**Request**
Reproduce the records exactly.

==== Task material ====

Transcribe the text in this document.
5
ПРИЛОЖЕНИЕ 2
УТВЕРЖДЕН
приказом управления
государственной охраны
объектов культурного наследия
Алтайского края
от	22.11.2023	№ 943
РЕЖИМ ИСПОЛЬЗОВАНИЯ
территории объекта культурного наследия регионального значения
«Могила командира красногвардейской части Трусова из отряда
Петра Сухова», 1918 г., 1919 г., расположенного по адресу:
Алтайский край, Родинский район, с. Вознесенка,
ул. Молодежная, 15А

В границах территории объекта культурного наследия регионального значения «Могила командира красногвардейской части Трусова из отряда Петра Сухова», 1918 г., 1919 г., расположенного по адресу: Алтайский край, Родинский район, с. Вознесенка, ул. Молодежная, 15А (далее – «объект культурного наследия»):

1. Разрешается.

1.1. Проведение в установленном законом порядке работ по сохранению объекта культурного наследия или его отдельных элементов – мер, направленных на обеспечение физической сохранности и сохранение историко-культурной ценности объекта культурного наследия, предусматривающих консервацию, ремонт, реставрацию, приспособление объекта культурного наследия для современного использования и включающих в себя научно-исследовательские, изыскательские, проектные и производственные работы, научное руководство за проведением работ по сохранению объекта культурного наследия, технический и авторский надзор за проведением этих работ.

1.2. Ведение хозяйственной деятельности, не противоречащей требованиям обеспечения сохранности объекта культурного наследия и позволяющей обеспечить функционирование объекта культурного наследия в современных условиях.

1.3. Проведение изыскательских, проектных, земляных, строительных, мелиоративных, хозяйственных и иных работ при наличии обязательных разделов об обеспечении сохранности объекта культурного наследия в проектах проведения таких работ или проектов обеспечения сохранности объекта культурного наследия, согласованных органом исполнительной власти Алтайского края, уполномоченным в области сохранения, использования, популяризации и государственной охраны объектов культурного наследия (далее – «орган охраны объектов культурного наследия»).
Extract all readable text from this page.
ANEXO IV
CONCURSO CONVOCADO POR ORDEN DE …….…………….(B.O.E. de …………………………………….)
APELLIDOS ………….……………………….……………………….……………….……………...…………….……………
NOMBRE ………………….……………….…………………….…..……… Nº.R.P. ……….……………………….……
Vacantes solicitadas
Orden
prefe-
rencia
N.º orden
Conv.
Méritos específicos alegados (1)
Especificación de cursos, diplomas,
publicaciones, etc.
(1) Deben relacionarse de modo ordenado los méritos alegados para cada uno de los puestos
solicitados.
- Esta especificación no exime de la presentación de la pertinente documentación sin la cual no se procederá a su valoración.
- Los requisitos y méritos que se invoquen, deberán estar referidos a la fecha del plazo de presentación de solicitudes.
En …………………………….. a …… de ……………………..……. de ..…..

====

**Response**
Transcribe the text in this document.
5
ПРИЛОЖЕНИЕ 2
УТВЕРЖДЕН
приказом управления
государственной охраны
объектов культурного наследия
Алтайского края
от	22.11.2023	№ 943
РЕЖИМ ИСПОЛЬЗОВАНИЯ
территории объекта культурного наследия регионального значения
«Могила командира красногвардейской части Трусова из отряда
Петра Сухова», 1918 г., 1919 г., расположенного по адресу:
Алтайский край, Родинский район, с. Вознесенка,
ул. Молодежная, 15А

В границах территории объекта культурного наследия регионального значения «Могила командира красногвардейской части Трусова из отряда Петра Сухова», 1918 г., 1919 г., расположенного по адресу: Алтайский край, Родинский район, с. Вознесенка, ул. Молодежная, 15А (далее – «объект культурного наследия»):

1. Разрешается.

1.1. Проведение в установленном законом порядке работ по сохранению объекта культурного наследия или его отдельных элементов – мер, направленных на обеспечение физической сохранности и сохранение историко-культурной ценности объекта культурного наследия, предусматривающих консервацию, ремонт, реставрацию, приспособление объекта культурного наследия для современного использования и включающих в себя научно-исследовательские, изыскательские, проектные и производственные работы, научное руководство за проведением работ по сохранению объекта культурного наследия, технический и авторский надзор за проведением этих работ.

1.2. Ведение хозяйственной деятельности, не противоречащей требованиям обеспечения сохранности объекта культурного наследия и позволяющей обеспечить функционирование объекта культурного наследия в современных условиях.

1.3. Проведение изыскательских, проектных, земляных, строительных, мелиоративных, хозяйственных и иных работ при наличии обязательных разделов об обеспечении сохранности объекта культурного наследия в проектах проведения таких работ или проектов обеспечения сохранности объекта культурного наследия, согласованных органом исполнительной власти Алтайского края, уполномоченным в области сохранения, использования, популяризации и государственной охраны объектов культурного наследия (далее – «орган охраны объектов культурного наследия»).
Extract all readable text from this page.
ANEXO IV
CONCURSO CONVOCADO POR ORDEN DE …….…………….(B.O.E. de …………………………………….)
APELLIDOS ………….……………………….……………………….……………….……………...…………….……………
NOMBRE ………………….……………….…………………….…..……… Nº.R.P. ……….……………………….……
Vacantes solicitadas
Orden
prefe-
rencia
N.º orden
Conv.
Méritos específicos alegados (1)
Especificación de cursos, diplomas,
publicaciones, etc.
(1) Deben relacionarse de modo ordenado los méritos alegados para cada uno de los puestos
solicitados.
- Esta especificación no exime de la presentación de la pertinente documentación sin la cual no se procederá a su valoración.
- Los requisitos y méritos que se invoquen, deberán estar referidos a la fecha del plazo de presentación de solicitudes.
En …………………………….. a …… de ……………………..……. de ..…..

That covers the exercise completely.